Exercise material:
________

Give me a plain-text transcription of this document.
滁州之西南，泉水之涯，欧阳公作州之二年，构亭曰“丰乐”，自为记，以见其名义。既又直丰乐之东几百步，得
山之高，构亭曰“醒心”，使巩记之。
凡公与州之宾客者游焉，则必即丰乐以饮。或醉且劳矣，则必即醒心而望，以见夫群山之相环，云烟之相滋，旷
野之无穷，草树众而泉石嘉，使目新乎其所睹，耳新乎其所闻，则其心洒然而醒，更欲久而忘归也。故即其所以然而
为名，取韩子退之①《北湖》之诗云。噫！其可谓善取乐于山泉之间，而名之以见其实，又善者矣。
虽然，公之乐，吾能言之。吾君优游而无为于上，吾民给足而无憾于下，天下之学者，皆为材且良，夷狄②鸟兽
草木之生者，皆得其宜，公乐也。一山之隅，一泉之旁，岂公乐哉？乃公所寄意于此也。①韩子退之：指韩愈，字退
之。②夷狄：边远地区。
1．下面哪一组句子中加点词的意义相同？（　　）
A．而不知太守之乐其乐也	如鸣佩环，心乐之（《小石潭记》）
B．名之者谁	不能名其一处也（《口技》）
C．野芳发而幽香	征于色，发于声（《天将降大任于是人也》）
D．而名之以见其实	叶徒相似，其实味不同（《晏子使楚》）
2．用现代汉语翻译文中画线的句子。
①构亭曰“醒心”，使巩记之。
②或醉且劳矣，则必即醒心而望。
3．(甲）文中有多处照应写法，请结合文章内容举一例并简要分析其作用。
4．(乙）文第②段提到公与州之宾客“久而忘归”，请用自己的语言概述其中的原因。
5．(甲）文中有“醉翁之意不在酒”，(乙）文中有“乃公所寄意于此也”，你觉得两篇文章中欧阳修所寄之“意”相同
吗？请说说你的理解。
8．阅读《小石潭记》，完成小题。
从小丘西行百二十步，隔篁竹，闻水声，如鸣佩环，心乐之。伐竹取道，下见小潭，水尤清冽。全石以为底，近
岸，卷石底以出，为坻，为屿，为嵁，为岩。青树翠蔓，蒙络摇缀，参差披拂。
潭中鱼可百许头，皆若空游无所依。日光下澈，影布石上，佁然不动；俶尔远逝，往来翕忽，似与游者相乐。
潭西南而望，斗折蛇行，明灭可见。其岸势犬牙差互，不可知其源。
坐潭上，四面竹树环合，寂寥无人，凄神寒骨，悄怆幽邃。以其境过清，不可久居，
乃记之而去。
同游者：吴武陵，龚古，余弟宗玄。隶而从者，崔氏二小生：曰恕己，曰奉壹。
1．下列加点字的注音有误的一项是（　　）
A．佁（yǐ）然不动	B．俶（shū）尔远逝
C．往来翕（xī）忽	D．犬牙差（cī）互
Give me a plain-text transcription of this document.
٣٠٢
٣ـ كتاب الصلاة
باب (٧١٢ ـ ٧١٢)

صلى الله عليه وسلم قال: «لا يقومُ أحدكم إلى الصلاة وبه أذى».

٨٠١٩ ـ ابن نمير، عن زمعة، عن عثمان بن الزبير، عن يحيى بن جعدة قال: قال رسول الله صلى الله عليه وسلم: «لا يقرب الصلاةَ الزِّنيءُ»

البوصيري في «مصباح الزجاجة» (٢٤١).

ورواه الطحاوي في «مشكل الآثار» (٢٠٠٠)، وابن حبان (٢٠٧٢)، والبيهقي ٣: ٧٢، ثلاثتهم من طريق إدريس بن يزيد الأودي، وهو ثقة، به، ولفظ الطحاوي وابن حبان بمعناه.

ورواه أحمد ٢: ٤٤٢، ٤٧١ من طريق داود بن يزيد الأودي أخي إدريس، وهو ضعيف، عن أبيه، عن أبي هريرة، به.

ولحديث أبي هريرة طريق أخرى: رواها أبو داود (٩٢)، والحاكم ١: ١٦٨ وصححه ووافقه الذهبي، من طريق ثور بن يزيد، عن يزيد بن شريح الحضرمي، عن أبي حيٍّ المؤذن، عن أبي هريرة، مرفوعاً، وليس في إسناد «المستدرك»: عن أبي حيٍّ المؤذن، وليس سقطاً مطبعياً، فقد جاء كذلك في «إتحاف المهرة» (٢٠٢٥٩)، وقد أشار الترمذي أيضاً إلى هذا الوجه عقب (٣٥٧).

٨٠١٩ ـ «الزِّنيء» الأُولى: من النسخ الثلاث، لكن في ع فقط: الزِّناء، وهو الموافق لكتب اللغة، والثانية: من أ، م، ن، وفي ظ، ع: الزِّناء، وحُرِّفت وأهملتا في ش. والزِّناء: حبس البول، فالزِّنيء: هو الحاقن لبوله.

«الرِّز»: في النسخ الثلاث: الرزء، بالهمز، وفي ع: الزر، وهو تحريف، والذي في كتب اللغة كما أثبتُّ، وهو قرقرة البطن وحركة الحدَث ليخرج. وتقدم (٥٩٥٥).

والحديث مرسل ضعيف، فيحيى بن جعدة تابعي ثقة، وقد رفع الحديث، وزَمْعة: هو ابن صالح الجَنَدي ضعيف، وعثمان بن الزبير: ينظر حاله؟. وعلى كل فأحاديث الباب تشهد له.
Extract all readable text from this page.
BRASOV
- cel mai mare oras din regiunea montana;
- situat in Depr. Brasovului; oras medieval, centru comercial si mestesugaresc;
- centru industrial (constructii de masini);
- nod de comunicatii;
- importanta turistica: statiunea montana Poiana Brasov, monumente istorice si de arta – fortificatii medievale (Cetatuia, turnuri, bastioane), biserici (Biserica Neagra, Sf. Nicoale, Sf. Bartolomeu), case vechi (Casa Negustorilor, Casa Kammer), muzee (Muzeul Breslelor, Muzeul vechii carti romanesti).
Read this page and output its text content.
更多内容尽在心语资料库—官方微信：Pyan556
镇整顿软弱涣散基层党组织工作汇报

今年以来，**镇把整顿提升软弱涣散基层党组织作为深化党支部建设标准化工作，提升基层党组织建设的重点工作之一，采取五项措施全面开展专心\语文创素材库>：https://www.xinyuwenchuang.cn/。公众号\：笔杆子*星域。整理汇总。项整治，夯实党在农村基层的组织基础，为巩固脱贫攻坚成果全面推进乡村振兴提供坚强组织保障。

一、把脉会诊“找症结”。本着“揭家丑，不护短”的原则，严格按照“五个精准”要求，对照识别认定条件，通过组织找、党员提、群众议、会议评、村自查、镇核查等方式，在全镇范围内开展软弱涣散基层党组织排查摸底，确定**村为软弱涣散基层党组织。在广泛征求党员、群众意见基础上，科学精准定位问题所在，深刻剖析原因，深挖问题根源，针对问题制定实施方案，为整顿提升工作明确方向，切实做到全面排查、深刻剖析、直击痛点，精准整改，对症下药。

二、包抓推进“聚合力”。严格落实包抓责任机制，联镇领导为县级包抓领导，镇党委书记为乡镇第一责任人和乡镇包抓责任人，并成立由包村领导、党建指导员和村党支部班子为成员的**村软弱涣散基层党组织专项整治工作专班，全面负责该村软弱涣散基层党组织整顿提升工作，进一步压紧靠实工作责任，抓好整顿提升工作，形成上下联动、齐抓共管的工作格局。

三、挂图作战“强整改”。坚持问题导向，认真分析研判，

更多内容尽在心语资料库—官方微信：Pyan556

________

Exercise brief:
Transcribe the records above exactly as they appear.

Full output:
Give me a plain-text transcription of this document.
滁州之西南，泉水之涯，欧阳公作州之二年，构亭曰“丰乐”，自为记，以见其名义。既又直丰乐之东几百步，得
山之高，构亭曰“醒心”，使巩记之。
凡公与州之宾客者游焉，则必即丰乐以饮。或醉且劳矣，则必即醒心而望，以见夫群山之相环，云烟之相滋，旷
野之无穷，草树众而泉石嘉，使目新乎其所睹，耳新乎其所闻，则其心洒然而醒，更欲久而忘归也。故即其所以然而
为名，取韩子退之①《北湖》之诗云。噫！其可谓善取乐于山泉之间，而名之以见其实，又善者矣。
虽然，公之乐，吾能言之。吾君优游而无为于上，吾民给足而无憾于下，天下之学者，皆为材且良，夷狄②鸟兽
草木之生者，皆得其宜，公乐也。一山之隅，一泉之旁，岂公乐哉？乃公所寄意于此也。①韩子退之：指韩愈，字退
之。②夷狄：边远地区。
1．下面哪一组句子中加点词的意义相同？（　　）
A．而不知太守之乐其乐也	如鸣佩环，心乐之（《小石潭记》）
B．名之者谁	不能名其一处也（《口技》）
C．野芳发而幽香	征于色，发于声（《天将降大任于是人也》）
D．而名之以见其实	叶徒相似，其实味不同（《晏子使楚》）
2．用现代汉语翻译文中画线的句子。
①构亭曰“醒心”，使巩记之。
②或醉且劳矣，则必即醒心而望。
3．(甲）文中有多处照应写法，请结合文章内容举一例并简要分析其作用。
4．(乙）文第②段提到公与州之宾客“久而忘归”，请用自己的语言概述其中的原因。
5．(甲）文中有“醉翁之意不在酒”，(乙）文中有“乃公所寄意于此也”，你觉得两篇文章中欧阳修所寄之“意”相同
吗？请说说你的理解。
8．阅读《小石潭记》，完成小题。
从小丘西行百二十步，隔篁竹，闻水声，如鸣佩环，心乐之。伐竹取道，下见小潭，水尤清冽。全石以为底，近
岸，卷石底以出，为坻，为屿，为嵁，为岩。青树翠蔓，蒙络摇缀，参差披拂。
潭中鱼可百许头，皆若空游无所依。日光下澈，影布石上，佁然不动；俶尔远逝，往来翕忽，似与游者相乐。
潭西南而望，斗折蛇行，明灭可见。其岸势犬牙差互，不可知其源。
坐潭上，四面竹树环合，寂寥无人，凄神寒骨，悄怆幽邃。以其境过清，不可久居，
乃记之而去。
同游者：吴武陵，龚古，余弟宗玄。隶而从者，崔氏二小生：曰恕己，曰奉壹。
1．下列加点字的注音有误的一项是（　　）
A．佁（yǐ）然不动	B．俶（shū）尔远逝
C．往来翕（xī）忽	D．犬牙差（cī）互
Give me a plain-text transcription of this document.
٣٠٢
٣ـ كتاب الصلاة
باب (٧١٢ ـ ٧١٢)

صلى الله عليه وسلم قال: «لا يقومُ أحدكم إلى الصلاة وبه أذى».

٨٠١٩ ـ ابن نمير، عن زمعة، عن عثمان بن الزبير، عن يحيى بن جعدة قال: قال رسول الله صلى الله عليه وسلم: «لا يقرب الصلاةَ الزِّنيءُ»

البوصيري في «مصباح الزجاجة» (٢٤١).

ورواه الطحاوي في «مشكل الآثار» (٢٠٠٠)، وابن حبان (٢٠٧٢)، والبيهقي ٣: ٧٢، ثلاثتهم من طريق إدريس بن يزيد الأودي، وهو ثقة، به، ولفظ الطحاوي وابن حبان بمعناه.

ورواه أحمد ٢: ٤٤٢، ٤٧١ من طريق داود بن يزيد الأودي أخي إدريس، وهو ضعيف، عن أبيه، عن أبي هريرة، به.

ولحديث أبي هريرة طريق أخرى: رواها أبو داود (٩٢)، والحاكم ١: ١٦٨ وصححه ووافقه الذهبي، من طريق ثور بن يزيد، عن يزيد بن شريح الحضرمي، عن أبي حيٍّ المؤذن، عن أبي هريرة، مرفوعاً، وليس في إسناد «المستدرك»: عن أبي حيٍّ المؤذن، وليس سقطاً مطبعياً، فقد جاء كذلك في «إتحاف المهرة» (٢٠٢٥٩)، وقد أشار الترمذي أيضاً إلى هذا الوجه عقب (٣٥٧).

٨٠١٩ ـ «الزِّنيء» الأُولى: من النسخ الثلاث، لكن في ع فقط: الزِّناء، وهو الموافق لكتب اللغة، والثانية: من أ، م، ن، وفي ظ، ع: الزِّناء، وحُرِّفت وأهملتا في ش. والزِّناء: حبس البول، فالزِّنيء: هو الحاقن لبوله.

«الرِّز»: في النسخ الثلاث: الرزء، بالهمز، وفي ع: الزر، وهو تحريف، والذي في كتب اللغة كما أثبتُّ، وهو قرقرة البطن وحركة الحدَث ليخرج. وتقدم (٥٩٥٥).

والحديث مرسل ضعيف، فيحيى بن جعدة تابعي ثقة، وقد رفع الحديث، وزَمْعة: هو ابن صالح الجَنَدي ضعيف، وعثمان بن الزبير: ينظر حاله؟. وعلى كل فأحاديث الباب تشهد له.
Extract all readable text from this page.
BRASOV
- cel mai mare oras din regiunea montana;
- situat in Depr. Brasovului; oras medieval, centru comercial si mestesugaresc;
- centru industrial (constructii de masini);
- nod de comunicatii;
- importanta turistica: statiunea montana Poiana Brasov, monumente istorice si de arta – fortificatii medievale (Cetatuia, turnuri, bastioane), biserici (Biserica Neagra, Sf. Nicoale, Sf. Bartolomeu), case vechi (Casa Negustorilor, Casa Kammer), muzee (Muzeul Breslelor, Muzeul vechii carti romanesti).
Read this page and output its text content.
更多内容尽在心语资料库—官方微信：Pyan556
镇整顿软弱涣散基层党组织工作汇报

今年以来，**镇把整顿提升软弱涣散基层党组织作为深化党支部建设标准化工作，提升基层党组织建设的重点工作之一，采取五项措施全面开展专心\语文创素材库>：https://www.xinyuwenchuang.cn/。公众号\：笔杆子*星域。整理汇总。项整治，夯实党在农村基层的组织基础，为巩固脱贫攻坚成果全面推进乡村振兴提供坚强组织保障。

一、把脉会诊“找症结”。本着“揭家丑，不护短”的原则，严格按照“五个精准”要求，对照识别认定条件，通过组织找、党员提、群众议、会议评、村自查、镇核查等方式，在全镇范围内开展软弱涣散基层党组织排查摸底，确定**村为软弱涣散基层党组织。在广泛征求党员、群众意见基础上，科学精准定位问题所在，深刻剖析原因，深挖问题根源，针对问题制定实施方案，为整顿提升工作明确方向，切实做到全面排查、深刻剖析、直击痛点，精准整改，对症下药。

二、包抓推进“聚合力”。严格落实包抓责任机制，联镇领导为县级包抓领导，镇党委书记为乡镇第一责任人和乡镇包抓责任人，并成立由包村领导、党建指导员和村党支部班子为成员的**村软弱涣散基层党组织专项整治工作专班，全面负责该村软弱涣散基层党组织整顿提升工作，进一步压紧靠实工作责任，抓好整顿提升工作，形成上下联动、齐抓共管的工作格局。

三、挂图作战“强整改”。坚持问题导向，认真分析研判，

更多内容尽在心语资料库—官方微信：Pyan556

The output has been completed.